Tally the lines in these records that hold the string "name", and reply with the number alone.

┌──

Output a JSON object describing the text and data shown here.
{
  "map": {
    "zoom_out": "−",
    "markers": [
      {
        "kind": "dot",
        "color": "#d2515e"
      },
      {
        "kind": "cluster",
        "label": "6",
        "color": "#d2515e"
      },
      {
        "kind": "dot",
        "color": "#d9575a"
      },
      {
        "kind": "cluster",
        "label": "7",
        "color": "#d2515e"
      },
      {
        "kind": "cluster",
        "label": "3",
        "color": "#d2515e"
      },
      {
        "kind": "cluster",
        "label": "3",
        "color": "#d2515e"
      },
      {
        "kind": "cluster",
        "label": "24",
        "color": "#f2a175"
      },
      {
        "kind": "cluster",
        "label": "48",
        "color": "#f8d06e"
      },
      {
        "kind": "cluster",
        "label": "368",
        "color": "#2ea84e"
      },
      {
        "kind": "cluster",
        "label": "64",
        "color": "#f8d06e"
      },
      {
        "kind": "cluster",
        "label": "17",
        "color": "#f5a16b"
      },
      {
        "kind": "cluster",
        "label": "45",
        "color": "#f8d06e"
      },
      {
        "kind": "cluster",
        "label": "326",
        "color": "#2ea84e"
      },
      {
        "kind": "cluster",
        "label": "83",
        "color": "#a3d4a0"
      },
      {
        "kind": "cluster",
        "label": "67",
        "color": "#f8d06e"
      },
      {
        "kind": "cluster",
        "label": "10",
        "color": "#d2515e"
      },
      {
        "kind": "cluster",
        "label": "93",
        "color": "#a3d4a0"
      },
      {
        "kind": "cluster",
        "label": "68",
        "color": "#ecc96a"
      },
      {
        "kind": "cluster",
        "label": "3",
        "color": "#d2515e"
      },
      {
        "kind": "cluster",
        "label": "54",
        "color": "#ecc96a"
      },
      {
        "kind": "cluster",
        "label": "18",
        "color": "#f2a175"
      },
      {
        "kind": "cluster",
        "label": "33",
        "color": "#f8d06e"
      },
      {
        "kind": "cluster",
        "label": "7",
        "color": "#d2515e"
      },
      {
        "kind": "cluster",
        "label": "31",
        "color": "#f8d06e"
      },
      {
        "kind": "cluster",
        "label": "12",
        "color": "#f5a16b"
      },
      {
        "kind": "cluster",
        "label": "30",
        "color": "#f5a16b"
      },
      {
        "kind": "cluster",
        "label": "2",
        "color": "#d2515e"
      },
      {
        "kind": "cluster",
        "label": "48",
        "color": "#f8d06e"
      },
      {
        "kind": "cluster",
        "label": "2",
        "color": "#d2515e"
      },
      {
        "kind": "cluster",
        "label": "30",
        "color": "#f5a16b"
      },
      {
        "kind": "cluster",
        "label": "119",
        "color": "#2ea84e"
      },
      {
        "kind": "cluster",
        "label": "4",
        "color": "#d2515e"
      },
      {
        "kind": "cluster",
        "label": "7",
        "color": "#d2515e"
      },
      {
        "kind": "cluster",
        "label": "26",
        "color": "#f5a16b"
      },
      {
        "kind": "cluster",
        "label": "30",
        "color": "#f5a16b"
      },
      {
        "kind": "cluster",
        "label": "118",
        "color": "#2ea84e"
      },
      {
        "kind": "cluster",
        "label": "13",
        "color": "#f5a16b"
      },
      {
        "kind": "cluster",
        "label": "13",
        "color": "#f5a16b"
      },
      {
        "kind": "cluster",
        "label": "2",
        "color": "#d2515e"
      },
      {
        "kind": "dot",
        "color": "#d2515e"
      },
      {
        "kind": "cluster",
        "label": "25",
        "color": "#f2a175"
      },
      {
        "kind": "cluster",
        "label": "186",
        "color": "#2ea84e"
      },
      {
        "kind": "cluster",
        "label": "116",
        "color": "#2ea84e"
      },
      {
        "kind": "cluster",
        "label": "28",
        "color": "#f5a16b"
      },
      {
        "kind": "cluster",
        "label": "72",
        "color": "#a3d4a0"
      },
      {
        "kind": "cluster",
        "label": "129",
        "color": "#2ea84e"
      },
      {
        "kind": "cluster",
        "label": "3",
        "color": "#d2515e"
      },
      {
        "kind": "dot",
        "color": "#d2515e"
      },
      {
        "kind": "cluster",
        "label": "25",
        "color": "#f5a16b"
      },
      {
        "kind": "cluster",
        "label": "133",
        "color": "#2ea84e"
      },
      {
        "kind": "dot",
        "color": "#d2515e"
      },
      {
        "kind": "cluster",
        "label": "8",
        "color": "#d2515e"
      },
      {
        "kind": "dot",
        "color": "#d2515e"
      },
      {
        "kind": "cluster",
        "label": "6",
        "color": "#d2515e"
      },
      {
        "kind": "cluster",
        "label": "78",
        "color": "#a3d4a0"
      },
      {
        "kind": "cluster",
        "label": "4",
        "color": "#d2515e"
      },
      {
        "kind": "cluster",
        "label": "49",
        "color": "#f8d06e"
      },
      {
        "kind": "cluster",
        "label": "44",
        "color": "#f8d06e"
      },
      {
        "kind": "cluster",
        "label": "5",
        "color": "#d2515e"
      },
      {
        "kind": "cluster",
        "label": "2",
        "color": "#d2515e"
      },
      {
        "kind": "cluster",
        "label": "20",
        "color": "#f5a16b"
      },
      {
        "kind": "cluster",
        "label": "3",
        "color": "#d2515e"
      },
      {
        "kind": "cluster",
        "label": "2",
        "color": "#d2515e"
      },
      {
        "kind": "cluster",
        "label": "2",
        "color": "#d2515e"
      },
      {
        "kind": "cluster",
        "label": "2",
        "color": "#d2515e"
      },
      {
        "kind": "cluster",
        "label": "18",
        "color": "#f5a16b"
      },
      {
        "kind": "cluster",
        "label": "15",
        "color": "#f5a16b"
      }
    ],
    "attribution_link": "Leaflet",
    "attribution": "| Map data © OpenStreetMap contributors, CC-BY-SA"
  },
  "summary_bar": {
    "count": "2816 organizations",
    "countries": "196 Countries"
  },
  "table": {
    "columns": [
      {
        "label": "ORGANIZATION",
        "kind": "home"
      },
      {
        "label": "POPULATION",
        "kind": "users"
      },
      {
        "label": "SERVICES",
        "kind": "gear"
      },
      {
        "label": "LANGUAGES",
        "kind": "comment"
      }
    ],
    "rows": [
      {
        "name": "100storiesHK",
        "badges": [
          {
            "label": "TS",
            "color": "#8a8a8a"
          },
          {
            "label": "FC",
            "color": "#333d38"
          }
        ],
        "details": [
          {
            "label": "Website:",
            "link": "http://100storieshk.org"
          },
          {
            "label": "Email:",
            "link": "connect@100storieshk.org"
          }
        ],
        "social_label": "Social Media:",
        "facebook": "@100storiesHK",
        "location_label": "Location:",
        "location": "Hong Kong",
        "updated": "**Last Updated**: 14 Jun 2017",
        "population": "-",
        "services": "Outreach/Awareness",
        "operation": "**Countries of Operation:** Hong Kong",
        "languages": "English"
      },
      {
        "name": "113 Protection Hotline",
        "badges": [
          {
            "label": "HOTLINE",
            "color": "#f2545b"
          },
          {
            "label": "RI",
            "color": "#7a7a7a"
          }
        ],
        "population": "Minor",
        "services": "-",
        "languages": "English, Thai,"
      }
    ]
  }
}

└──

▸ **IN RESPONSE**
2